Check each line below for the word "this" and give the number of lines that have it, nothing more.

================

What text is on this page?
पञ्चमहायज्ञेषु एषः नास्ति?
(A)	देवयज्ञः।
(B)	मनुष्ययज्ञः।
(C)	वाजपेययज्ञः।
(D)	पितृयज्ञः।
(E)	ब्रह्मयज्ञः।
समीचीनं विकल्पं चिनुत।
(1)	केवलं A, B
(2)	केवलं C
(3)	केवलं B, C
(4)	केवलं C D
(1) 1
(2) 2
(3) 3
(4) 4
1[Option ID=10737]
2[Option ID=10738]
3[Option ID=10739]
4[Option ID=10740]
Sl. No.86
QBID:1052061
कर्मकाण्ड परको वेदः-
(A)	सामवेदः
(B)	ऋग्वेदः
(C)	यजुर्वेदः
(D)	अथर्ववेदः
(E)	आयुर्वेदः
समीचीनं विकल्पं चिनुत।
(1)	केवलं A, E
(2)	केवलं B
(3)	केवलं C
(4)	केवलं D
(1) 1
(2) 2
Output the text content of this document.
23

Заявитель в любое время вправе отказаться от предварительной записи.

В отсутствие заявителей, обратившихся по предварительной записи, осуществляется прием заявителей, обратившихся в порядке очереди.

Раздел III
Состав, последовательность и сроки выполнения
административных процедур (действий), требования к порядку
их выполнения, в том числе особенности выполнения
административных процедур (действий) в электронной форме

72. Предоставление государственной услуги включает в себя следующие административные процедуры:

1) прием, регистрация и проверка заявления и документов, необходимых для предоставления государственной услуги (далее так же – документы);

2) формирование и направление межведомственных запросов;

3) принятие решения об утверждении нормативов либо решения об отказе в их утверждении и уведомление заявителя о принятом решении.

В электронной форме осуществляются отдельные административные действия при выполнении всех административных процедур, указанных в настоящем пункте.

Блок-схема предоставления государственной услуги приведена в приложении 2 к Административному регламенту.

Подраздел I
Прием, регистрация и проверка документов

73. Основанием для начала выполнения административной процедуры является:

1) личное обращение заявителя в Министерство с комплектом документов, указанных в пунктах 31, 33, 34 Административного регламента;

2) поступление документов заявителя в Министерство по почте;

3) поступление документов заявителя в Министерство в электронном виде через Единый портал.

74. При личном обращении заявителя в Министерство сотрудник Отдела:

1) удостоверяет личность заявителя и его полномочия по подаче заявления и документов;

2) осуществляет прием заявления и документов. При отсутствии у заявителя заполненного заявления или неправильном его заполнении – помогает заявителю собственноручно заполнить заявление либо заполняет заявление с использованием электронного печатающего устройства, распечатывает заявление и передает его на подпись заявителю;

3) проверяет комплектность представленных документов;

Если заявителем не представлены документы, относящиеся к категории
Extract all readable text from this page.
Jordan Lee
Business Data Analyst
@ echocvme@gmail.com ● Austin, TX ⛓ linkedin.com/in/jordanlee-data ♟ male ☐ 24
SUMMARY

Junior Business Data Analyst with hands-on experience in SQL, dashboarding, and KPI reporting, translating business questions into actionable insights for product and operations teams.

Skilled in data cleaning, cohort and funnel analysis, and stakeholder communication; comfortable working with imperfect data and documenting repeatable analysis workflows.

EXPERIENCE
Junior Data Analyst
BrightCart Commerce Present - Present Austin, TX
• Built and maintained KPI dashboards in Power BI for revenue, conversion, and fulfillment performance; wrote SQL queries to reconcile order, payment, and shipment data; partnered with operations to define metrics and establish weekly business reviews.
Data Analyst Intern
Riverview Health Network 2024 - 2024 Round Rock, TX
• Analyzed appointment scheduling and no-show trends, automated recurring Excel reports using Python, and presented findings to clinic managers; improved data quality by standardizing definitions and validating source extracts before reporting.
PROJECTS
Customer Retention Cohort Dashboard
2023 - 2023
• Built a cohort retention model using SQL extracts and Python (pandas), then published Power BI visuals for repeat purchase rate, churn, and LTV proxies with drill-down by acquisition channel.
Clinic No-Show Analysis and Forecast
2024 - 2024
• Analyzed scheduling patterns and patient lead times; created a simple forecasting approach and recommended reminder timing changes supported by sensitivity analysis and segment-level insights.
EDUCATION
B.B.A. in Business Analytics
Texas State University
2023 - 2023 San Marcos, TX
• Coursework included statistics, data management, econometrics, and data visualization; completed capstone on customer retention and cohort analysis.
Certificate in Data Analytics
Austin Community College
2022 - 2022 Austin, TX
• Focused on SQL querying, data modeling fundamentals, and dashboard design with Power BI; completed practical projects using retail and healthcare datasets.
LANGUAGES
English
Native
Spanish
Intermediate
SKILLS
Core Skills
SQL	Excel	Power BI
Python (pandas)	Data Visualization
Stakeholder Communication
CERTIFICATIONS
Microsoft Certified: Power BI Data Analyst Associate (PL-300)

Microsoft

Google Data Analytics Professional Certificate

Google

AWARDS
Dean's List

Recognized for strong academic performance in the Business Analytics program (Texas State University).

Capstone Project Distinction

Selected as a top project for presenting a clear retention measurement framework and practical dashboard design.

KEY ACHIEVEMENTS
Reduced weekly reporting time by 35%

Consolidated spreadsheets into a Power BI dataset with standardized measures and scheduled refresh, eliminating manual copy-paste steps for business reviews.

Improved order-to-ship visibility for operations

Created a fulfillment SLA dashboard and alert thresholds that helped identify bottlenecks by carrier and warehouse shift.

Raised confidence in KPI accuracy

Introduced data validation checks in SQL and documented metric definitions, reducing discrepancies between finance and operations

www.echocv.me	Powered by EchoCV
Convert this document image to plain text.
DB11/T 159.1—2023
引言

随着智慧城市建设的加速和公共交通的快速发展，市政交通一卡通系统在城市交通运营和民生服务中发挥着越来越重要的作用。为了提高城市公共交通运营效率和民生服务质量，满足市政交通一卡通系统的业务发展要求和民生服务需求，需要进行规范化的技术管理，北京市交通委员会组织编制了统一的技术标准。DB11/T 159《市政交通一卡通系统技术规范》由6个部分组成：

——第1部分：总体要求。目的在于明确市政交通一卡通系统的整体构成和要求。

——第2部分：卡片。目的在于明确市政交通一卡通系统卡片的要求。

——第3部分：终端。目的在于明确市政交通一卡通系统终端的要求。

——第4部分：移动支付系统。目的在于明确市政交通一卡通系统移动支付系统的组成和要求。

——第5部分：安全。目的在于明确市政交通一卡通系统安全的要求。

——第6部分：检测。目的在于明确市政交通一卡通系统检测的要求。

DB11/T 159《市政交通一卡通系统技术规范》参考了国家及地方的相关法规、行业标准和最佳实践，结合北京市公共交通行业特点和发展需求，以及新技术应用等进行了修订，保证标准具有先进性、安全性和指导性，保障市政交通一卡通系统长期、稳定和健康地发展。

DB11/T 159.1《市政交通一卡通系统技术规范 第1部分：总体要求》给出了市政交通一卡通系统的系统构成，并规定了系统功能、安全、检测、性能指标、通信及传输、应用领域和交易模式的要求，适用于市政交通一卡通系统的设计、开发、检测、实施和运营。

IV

================

▸ **Complete answer**
4